***** Data to use *****

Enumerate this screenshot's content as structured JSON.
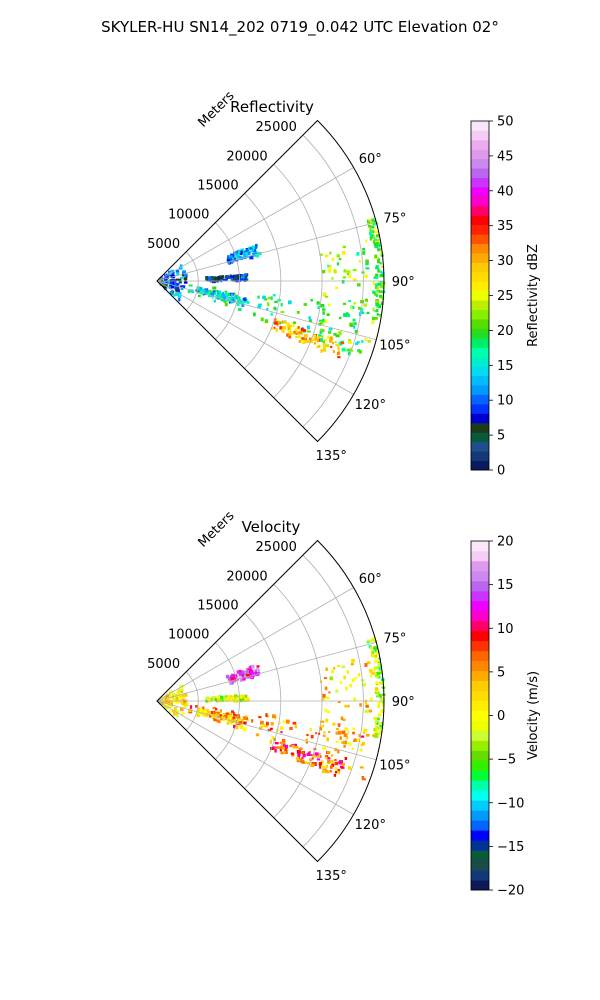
{
  "figure": {
    "title": "SKYLER-HU  SN14_202  0719_0.042 UTC Elevation 02°"
  },
  "chart_data": [
    {
      "type": "heatmap",
      "projection": "polar-sector",
      "title": "Reflectivity",
      "radial_label": "Meters",
      "radial_ticks": [
        5000,
        10000,
        15000,
        20000,
        25000
      ],
      "radial_tick_labels": [
        "5000",
        "10000",
        "15000",
        "20000",
        "25000"
      ],
      "radial_range": [
        0,
        27500
      ],
      "azimuth_range_deg": [
        45,
        135
      ],
      "azimuth_ticks_deg": [
        60,
        75,
        90,
        105,
        120,
        135
      ],
      "azimuth_tick_labels": [
        "60°",
        "75°",
        "90°",
        "105°",
        "120°",
        "135°"
      ],
      "grid": true,
      "colorbar": {
        "label": "Reflectivity dBZ",
        "range": [
          0,
          50
        ],
        "ticks": [
          0,
          5,
          10,
          15,
          20,
          25,
          30,
          35,
          40,
          45,
          50
        ],
        "tick_labels": [
          "0",
          "5",
          "10",
          "15",
          "20",
          "25",
          "30",
          "35",
          "40",
          "45",
          "50"
        ],
        "colors": [
          "#0a1a5a",
          "#123a7a",
          "#1e4e8c",
          "#0a5a3a",
          "#1a3a1a",
          "#0000cc",
          "#0033ff",
          "#0066ff",
          "#0099ff",
          "#00bbff",
          "#00ddee",
          "#00eecc",
          "#00ffaa",
          "#00ee66",
          "#22dd22",
          "#55dd00",
          "#88ee00",
          "#bbee00",
          "#eeff00",
          "#ffee00",
          "#ffdd00",
          "#ffcc00",
          "#ffaa00",
          "#ff8800",
          "#ff5500",
          "#ff2200",
          "#ff0000",
          "#ff0066",
          "#ff00cc",
          "#ee00ff",
          "#cc33ff",
          "#bb66ee",
          "#cc88ee",
          "#dd99ee",
          "#eeaaee",
          "#f4ccf4",
          "#fae6fa"
        ]
      },
      "echo_features": [
        {
          "r": [
            400,
            3600
          ],
          "az": [
            55,
            130
          ],
          "value": 10
        },
        {
          "r": [
            4000,
            26000
          ],
          "az": [
            97,
            110
          ],
          "value": 18
        },
        {
          "r": [
            15000,
            24000
          ],
          "az": [
            108,
            113
          ],
          "value": 30
        },
        {
          "r": [
            26500,
            27500
          ],
          "az": [
            74,
            100
          ],
          "value": 20
        },
        {
          "r": [
            20000,
            27000
          ],
          "az": [
            78,
            112
          ],
          "value": 22
        },
        {
          "r": [
            9000,
            13000
          ],
          "az": [
            70,
            76
          ],
          "value": 12
        },
        {
          "r": [
            6000,
            11000
          ],
          "az": [
            86,
            90
          ],
          "value": 6
        },
        {
          "r": [
            5000,
            11000
          ],
          "az": [
            100,
            106
          ],
          "value": 14
        }
      ]
    },
    {
      "type": "heatmap",
      "projection": "polar-sector",
      "title": "Velocity",
      "radial_label": "Meters",
      "radial_ticks": [
        5000,
        10000,
        15000,
        20000,
        25000
      ],
      "radial_tick_labels": [
        "5000",
        "10000",
        "15000",
        "20000",
        "25000"
      ],
      "radial_range": [
        0,
        27500
      ],
      "azimuth_range_deg": [
        45,
        135
      ],
      "azimuth_ticks_deg": [
        60,
        75,
        90,
        105,
        120,
        135
      ],
      "azimuth_tick_labels": [
        "60°",
        "75°",
        "90°",
        "105°",
        "120°",
        "135°"
      ],
      "grid": true,
      "colorbar": {
        "label": "Velocity (m/s)",
        "range": [
          -20,
          20
        ],
        "ticks": [
          -20,
          -15,
          -10,
          -5,
          0,
          5,
          10,
          15,
          20
        ],
        "tick_labels": [
          "−20",
          "−15",
          "−10",
          "−5",
          "0",
          "5",
          "10",
          "15",
          "20"
        ],
        "colors": [
          "#0a1a5a",
          "#123a7a",
          "#1a4a4a",
          "#0a5a3a",
          "#003399",
          "#0000ff",
          "#0066ff",
          "#0099ff",
          "#00ccff",
          "#00ffee",
          "#00ffaa",
          "#00ff33",
          "#33ee00",
          "#66dd00",
          "#99ee00",
          "#ccff33",
          "#eeff00",
          "#ffff00",
          "#ffee00",
          "#ffdd00",
          "#ffcc00",
          "#ffaa00",
          "#ff8800",
          "#ff6600",
          "#ff3300",
          "#ff0000",
          "#ff0066",
          "#ff00cc",
          "#ee00ff",
          "#cc33ff",
          "#bb66ee",
          "#cc88ee",
          "#dd99ee",
          "#f4ccf4",
          "#fae6fa"
        ]
      },
      "echo_features": [
        {
          "r": [
            400,
            3600
          ],
          "az": [
            55,
            130
          ],
          "value": 2
        },
        {
          "r": [
            4000,
            26000
          ],
          "az": [
            97,
            110
          ],
          "value": 5
        },
        {
          "r": [
            15000,
            24000
          ],
          "az": [
            108,
            113
          ],
          "value": 8
        },
        {
          "r": [
            26500,
            27500
          ],
          "az": [
            74,
            100
          ],
          "value": -3
        },
        {
          "r": [
            20000,
            27000
          ],
          "az": [
            78,
            112
          ],
          "value": 2
        },
        {
          "r": [
            9000,
            13000
          ],
          "az": [
            70,
            76
          ],
          "value": 14
        },
        {
          "r": [
            6000,
            11000
          ],
          "az": [
            86,
            90
          ],
          "value": -2
        },
        {
          "r": [
            5000,
            11000
          ],
          "az": [
            100,
            106
          ],
          "value": 4
        }
      ]
    }
  ]
}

*****

**Problem details**.
Copy the whole listing above word for word but do not carry over the pictures.

**Finished task**.
Enumerate this screenshot's content as structured JSON.
{
  "figure": {
    "title": "SKYLER-HU  SN14_202  0719_0.042 UTC Elevation 02°"
  },
  "chart_data": [
    {
      "type": "heatmap",
      "projection": "polar-sector",
      "title": "Reflectivity",
      "radial_label": "Meters",
      "radial_ticks": [
        5000,
        10000,
        15000,
        20000,
        25000
      ],
      "radial_tick_labels": [
        "5000",
        "10000",
        "15000",
        "20000",
        "25000"
      ],
      "radial_range": [
        0,
        27500
      ],
      "azimuth_range_deg": [
        45,
        135
      ],
      "azimuth_ticks_deg": [
        60,
        75,
        90,
        105,
        120,
        135
      ],
      "azimuth_tick_labels": [
        "60°",
        "75°",
        "90°",
        "105°",
        "120°",
        "135°"
      ],
      "grid": true,
      "colorbar": {
        "label": "Reflectivity dBZ",
        "range": [
          0,
          50
        ],
        "ticks": [
          0,
          5,
          10,
          15,
          20,
          25,
          30,
          35,
          40,
          45,
          50
        ],
        "tick_labels": [
          "0",
          "5",
          "10",
          "15",
          "20",
          "25",
          "30",
          "35",
          "40",
          "45",
          "50"
        ],
        "colors": [
          "#0a1a5a",
          "#123a7a",
          "#1e4e8c",
          "#0a5a3a",
          "#1a3a1a",
          "#0000cc",
          "#0033ff",
          "#0066ff",
          "#0099ff",
          "#00bbff",
          "#00ddee",
          "#00eecc",
          "#00ffaa",
          "#00ee66",
          "#22dd22",
          "#55dd00",
          "#88ee00",
          "#bbee00",
          "#eeff00",
          "#ffee00",
          "#ffdd00",
          "#ffcc00",
          "#ffaa00",
          "#ff8800",
          "#ff5500",
          "#ff2200",
          "#ff0000",
          "#ff0066",
          "#ff00cc",
          "#ee00ff",
          "#cc33ff",
          "#bb66ee",
          "#cc88ee",
          "#dd99ee",
          "#eeaaee",
          "#f4ccf4",
          "#fae6fa"
        ]
      },
      "echo_features": [
        {
          "r": [
            400,
            3600
          ],
          "az": [
            55,
            130
          ],
          "value": 10
        },
        {
          "r": [
            4000,
            26000
          ],
          "az": [
            97,
            110
          ],
          "value": 18
        },
        {
          "r": [
            15000,
            24000
          ],
          "az": [
            108,
            113
          ],
          "value": 30
        },
        {
          "r": [
            26500,
            27500
          ],
          "az": [
            74,
            100
          ],
          "value": 20
        },
        {
          "r": [
            20000,
            27000
          ],
          "az": [
            78,
            112
          ],
          "value": 22
        },
        {
          "r": [
            9000,
            13000
          ],
          "az": [
            70,
            76
          ],
          "value": 12
        },
        {
          "r": [
            6000,
            11000
          ],
          "az": [
            86,
            90
          ],
          "value": 6
        },
        {
          "r": [
            5000,
            11000
          ],
          "az": [
            100,
            106
          ],
          "value": 14
        }
      ]
    },
    {
      "type": "heatmap",
      "projection": "polar-sector",
      "title": "Velocity",
      "radial_label": "Meters",
      "radial_ticks": [
        5000,
        10000,
        15000,
        20000,
        25000
      ],
      "radial_tick_labels": [
        "5000",
        "10000",
        "15000",
        "20000",
        "25000"
      ],
      "radial_range": [
        0,
        27500
      ],
      "azimuth_range_deg": [
        45,
        135
      ],
      "azimuth_ticks_deg": [
        60,
        75,
        90,
        105,
        120,
        135
      ],
      "azimuth_tick_labels": [
        "60°",
        "75°",
        "90°",
        "105°",
        "120°",
        "135°"
      ],
      "grid": true,
      "colorbar": {
        "label": "Velocity (m/s)",
        "range": [
          -20,
          20
        ],
        "ticks": [
          -20,
          -15,
          -10,
          -5,
          0,
          5,
          10,
          15,
          20
        ],
        "tick_labels": [
          "−20",
          "−15",
          "−10",
          "−5",
          "0",
          "5",
          "10",
          "15",
          "20"
        ],
        "colors": [
          "#0a1a5a",
          "#123a7a",
          "#1a4a4a",
          "#0a5a3a",
          "#003399",
          "#0000ff",
          "#0066ff",
          "#0099ff",
          "#00ccff",
          "#00ffee",
          "#00ffaa",
          "#00ff33",
          "#33ee00",
          "#66dd00",
          "#99ee00",
          "#ccff33",
          "#eeff00",
          "#ffff00",
          "#ffee00",
          "#ffdd00",
          "#ffcc00",
          "#ffaa00",
          "#ff8800",
          "#ff6600",
          "#ff3300",
          "#ff0000",
          "#ff0066",
          "#ff00cc",
          "#ee00ff",
          "#cc33ff",
          "#bb66ee",
          "#cc88ee",
          "#dd99ee",
          "#f4ccf4",
          "#fae6fa"
        ]
      },
      "echo_features": [
        {
          "r": [
            400,
            3600
          ],
          "az": [
            55,
            130
          ],
          "value": 2
        },
        {
          "r": [
            4000,
            26000
          ],
          "az": [
            97,
            110
          ],
          "value": 5
        },
        {
          "r": [
            15000,
            24000
          ],
          "az": [
            108,
            113
          ],
          "value": 8
        },
        {
          "r": [
            26500,
            27500
          ],
          "az": [
            74,
            100
          ],
          "value": -3
        },
        {
          "r": [
            20000,
            27000
          ],
          "az": [
            78,
            112
          ],
          "value": 2
        },
        {
          "r": [
            9000,
            13000
          ],
          "az": [
            70,
            76
          ],
          "value": 14
        },
        {
          "r": [
            6000,
            11000
          ],
          "az": [
            86,
            90
          ],
          "value": -2
        },
        {
          "r": [
            5000,
            11000
          ],
          "az": [
            100,
            106
          ],
          "value": 4
        }
      ]
    }
  ]
}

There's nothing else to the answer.